# [Given problem]
Turn each row below into one string and collect them in a JSON list, skipping any blank rows.

# [Input records]
* * *
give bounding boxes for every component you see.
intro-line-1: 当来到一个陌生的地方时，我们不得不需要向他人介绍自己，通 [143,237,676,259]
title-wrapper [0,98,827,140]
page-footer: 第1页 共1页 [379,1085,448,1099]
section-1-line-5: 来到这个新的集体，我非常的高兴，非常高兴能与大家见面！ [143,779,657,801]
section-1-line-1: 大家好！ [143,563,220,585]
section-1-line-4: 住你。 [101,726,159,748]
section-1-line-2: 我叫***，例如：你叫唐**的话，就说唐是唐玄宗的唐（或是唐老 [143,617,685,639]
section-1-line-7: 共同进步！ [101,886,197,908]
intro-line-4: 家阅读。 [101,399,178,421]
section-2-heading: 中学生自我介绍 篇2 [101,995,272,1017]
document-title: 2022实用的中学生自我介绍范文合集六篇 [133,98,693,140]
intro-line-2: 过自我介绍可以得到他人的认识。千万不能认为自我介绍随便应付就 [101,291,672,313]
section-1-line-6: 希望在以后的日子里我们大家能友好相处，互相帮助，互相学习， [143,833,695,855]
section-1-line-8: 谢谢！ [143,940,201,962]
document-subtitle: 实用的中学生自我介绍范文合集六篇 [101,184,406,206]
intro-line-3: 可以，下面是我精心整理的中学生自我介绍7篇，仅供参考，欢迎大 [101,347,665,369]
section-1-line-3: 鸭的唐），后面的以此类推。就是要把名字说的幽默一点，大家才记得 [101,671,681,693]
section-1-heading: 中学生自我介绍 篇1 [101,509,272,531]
* * *
# [Exercise solution]
[
  "give bounding boxes for every component you see.",
  "intro-line-1: 当来到一个陌生的地方时，我们不得不需要向他人介绍自己，通 [143,237,676,259]",
  "title-wrapper [0,98,827,140]",
  "page-footer: 第1页 共1页 [379,1085,448,1099]",
  "section-1-line-5: 来到这个新的集体，我非常的高兴，非常高兴能与大家见面！ [143,779,657,801]",
  "section-1-line-1: 大家好！ [143,563,220,585]",
  "section-1-line-4: 住你。 [101,726,159,748]",
  "section-1-line-2: 我叫***，例如：你叫唐**的话，就说唐是唐玄宗的唐（或是唐老 [143,617,685,639]",
  "section-1-line-7: 共同进步！ [101,886,197,908]",
  "intro-line-4: 家阅读。 [101,399,178,421]",
  "section-2-heading: 中学生自我介绍 篇2 [101,995,272,1017]",
  "document-title: 2022实用的中学生自我介绍范文合集六篇 [133,98,693,140]",
  "intro-line-2: 过自我介绍可以得到他人的认识。千万不能认为自我介绍随便应付就 [101,291,672,313]",
  "section-1-line-6: 希望在以后的日子里我们大家能友好相处，互相帮助，互相学习， [143,833,695,855]",
  "section-1-line-8: 谢谢！ [143,940,201,962]",
  "document-subtitle: 实用的中学生自我介绍范文合集六篇 [101,184,406,206]",
  "intro-line-3: 可以，下面是我精心整理的中学生自我介绍7篇，仅供参考，欢迎大 [101,347,665,369]",
  "section-1-line-3: 鸭的唐），后面的以此类推。就是要把名字说的幽默一点，大家才记得 [101,671,681,693]",
  "section-1-heading: 中学生自我介绍 篇1 [101,509,272,531]"
]